[Excerpt from a dataset]

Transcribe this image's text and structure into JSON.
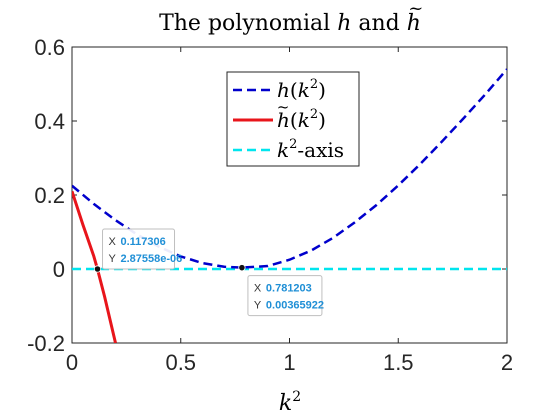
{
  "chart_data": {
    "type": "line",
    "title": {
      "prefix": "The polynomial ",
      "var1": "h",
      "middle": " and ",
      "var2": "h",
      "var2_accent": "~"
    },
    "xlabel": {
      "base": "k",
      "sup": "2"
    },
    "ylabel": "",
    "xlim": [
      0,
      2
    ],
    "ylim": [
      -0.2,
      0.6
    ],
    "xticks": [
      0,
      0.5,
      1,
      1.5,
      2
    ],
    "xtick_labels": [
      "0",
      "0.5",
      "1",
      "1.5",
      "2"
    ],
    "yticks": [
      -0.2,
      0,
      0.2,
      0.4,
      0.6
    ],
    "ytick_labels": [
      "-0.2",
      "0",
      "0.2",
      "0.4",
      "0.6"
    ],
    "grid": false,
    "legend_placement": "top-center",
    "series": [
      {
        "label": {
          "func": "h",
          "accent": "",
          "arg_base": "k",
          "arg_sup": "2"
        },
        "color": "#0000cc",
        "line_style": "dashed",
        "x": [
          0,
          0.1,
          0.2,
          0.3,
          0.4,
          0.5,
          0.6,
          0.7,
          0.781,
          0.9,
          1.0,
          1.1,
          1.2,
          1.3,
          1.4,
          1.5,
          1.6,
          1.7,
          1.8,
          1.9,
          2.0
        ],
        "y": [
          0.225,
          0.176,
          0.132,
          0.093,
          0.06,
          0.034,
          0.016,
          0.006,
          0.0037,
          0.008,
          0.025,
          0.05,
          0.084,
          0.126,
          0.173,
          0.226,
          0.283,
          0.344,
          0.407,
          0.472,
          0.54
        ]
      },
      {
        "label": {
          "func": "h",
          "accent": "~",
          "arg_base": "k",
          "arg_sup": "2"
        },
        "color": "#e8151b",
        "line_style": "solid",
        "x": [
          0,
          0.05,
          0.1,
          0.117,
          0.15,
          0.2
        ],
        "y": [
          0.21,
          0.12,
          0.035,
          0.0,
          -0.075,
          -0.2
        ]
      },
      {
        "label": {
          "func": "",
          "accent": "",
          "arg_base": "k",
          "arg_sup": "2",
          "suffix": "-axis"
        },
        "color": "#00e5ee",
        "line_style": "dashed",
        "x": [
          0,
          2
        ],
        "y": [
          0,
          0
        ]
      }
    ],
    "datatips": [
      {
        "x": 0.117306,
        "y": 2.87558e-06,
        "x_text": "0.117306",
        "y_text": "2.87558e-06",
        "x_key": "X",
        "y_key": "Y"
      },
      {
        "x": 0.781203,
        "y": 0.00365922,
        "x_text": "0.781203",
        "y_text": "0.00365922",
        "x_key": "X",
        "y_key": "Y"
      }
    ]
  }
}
---
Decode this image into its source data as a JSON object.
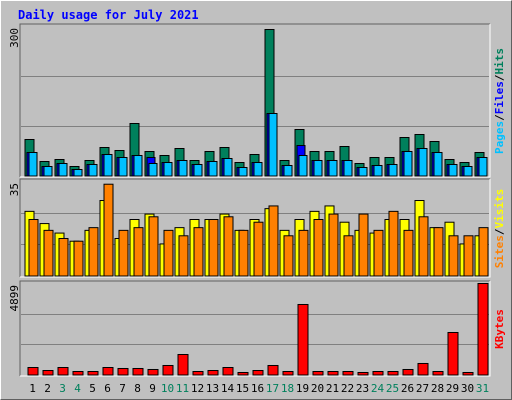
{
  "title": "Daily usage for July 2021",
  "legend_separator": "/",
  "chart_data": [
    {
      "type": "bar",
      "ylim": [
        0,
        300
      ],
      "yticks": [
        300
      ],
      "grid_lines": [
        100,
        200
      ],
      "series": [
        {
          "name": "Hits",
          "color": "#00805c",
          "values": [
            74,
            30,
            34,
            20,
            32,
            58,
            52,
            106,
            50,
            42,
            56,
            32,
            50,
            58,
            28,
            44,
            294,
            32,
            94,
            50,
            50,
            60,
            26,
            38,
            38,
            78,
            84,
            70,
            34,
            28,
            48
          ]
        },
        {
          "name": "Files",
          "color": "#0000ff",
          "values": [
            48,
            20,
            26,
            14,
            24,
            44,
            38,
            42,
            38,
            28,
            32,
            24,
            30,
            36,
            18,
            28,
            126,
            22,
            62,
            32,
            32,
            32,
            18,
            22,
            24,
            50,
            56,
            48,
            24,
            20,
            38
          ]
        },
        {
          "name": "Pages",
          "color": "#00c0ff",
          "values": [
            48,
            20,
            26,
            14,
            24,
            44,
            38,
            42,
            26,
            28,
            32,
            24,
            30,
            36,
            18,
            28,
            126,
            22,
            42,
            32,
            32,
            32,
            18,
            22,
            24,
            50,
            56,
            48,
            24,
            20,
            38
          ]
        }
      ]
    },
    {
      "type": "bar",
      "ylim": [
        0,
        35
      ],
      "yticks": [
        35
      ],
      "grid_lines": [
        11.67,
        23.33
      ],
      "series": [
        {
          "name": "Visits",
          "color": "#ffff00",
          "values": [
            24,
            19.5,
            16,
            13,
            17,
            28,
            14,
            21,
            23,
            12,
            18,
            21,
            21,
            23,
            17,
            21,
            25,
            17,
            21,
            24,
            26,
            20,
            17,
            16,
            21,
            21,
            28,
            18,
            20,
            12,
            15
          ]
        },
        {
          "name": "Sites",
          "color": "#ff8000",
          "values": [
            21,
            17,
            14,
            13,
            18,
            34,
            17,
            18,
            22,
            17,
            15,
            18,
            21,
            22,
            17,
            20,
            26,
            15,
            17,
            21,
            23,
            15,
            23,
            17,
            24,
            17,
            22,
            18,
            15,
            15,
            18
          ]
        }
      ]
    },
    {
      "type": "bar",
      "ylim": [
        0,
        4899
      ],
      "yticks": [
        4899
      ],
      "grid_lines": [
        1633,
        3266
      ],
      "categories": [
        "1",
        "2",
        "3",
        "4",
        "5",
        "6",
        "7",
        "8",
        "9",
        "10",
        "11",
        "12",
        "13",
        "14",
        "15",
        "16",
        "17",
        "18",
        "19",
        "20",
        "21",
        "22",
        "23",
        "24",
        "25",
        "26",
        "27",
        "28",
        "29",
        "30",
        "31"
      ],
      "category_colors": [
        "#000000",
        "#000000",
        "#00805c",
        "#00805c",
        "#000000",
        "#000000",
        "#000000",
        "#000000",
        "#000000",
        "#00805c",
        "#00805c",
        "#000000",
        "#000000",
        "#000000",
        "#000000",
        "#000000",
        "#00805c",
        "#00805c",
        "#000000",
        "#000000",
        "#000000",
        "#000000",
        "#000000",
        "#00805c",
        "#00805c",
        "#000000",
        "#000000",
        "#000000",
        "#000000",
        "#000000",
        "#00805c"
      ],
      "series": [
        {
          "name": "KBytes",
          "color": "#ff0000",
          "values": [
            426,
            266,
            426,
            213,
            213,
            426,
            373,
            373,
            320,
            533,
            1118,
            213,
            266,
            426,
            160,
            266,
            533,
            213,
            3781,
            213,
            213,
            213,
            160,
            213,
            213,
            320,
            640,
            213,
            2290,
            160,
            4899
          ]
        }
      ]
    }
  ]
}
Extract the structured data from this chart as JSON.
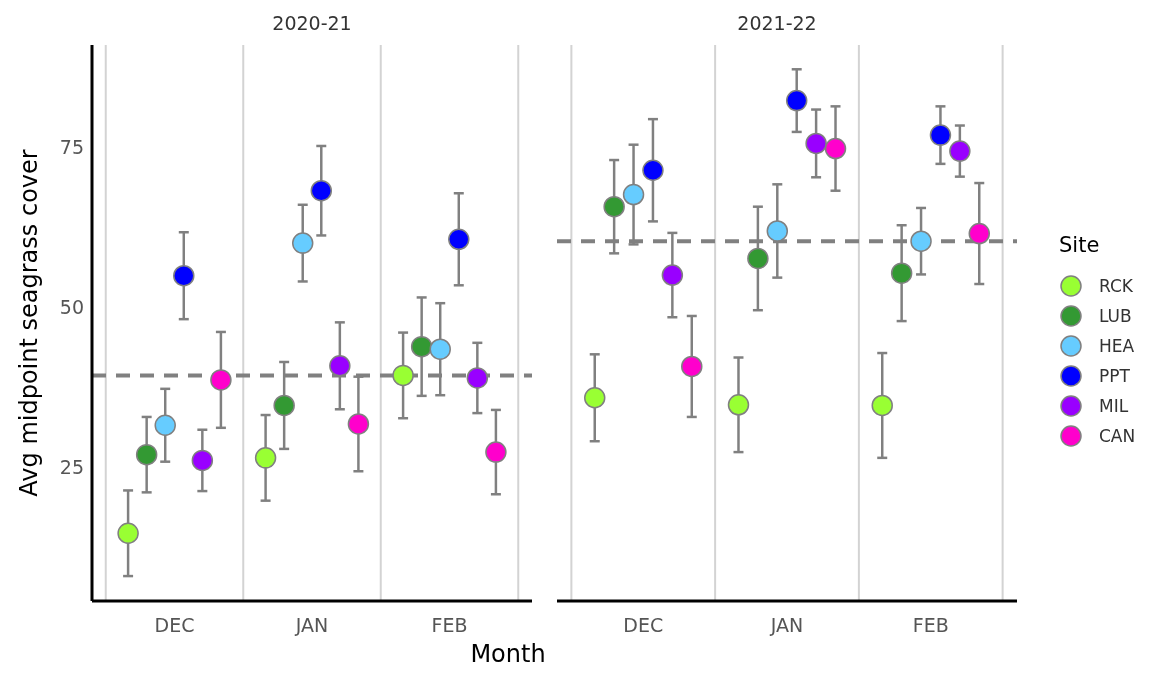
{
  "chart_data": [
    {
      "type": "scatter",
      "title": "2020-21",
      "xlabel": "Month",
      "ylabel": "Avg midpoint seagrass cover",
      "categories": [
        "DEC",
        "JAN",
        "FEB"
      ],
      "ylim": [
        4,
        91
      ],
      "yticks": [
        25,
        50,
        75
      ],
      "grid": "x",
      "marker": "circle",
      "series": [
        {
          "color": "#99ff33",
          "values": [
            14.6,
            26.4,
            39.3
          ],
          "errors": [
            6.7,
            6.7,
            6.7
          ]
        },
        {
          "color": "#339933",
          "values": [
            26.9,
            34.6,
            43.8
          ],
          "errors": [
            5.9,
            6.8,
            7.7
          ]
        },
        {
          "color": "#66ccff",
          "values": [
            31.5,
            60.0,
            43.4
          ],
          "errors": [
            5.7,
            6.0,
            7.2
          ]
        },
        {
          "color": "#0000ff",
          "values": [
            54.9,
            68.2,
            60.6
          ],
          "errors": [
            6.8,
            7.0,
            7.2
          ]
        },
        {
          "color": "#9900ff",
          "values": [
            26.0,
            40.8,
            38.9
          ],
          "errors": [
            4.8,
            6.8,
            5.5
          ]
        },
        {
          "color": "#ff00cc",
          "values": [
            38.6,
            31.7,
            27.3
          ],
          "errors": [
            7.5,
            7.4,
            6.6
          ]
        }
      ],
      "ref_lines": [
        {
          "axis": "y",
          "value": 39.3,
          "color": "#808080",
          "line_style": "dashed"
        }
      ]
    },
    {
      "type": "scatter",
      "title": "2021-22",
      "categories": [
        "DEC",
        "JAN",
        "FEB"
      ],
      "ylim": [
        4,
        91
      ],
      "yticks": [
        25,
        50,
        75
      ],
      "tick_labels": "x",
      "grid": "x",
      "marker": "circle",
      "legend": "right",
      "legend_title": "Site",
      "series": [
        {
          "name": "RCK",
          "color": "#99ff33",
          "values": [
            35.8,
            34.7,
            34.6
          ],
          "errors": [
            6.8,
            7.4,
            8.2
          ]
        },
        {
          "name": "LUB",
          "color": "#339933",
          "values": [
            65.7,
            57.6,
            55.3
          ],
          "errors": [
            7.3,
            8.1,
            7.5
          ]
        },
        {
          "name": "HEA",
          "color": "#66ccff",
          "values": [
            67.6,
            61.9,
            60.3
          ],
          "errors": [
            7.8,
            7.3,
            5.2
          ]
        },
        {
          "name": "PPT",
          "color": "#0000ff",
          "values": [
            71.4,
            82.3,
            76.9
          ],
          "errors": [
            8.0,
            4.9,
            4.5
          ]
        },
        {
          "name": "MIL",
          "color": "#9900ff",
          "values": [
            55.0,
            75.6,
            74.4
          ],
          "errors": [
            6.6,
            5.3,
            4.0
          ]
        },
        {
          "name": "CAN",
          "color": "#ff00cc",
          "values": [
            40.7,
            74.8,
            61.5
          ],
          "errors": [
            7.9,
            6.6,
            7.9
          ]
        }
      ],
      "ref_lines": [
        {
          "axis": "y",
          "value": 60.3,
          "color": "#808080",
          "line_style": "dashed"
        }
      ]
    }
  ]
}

Do this:
Of the lines in the material, how many hold the word "into"? Reply with the number only.

Output of the exercise:
2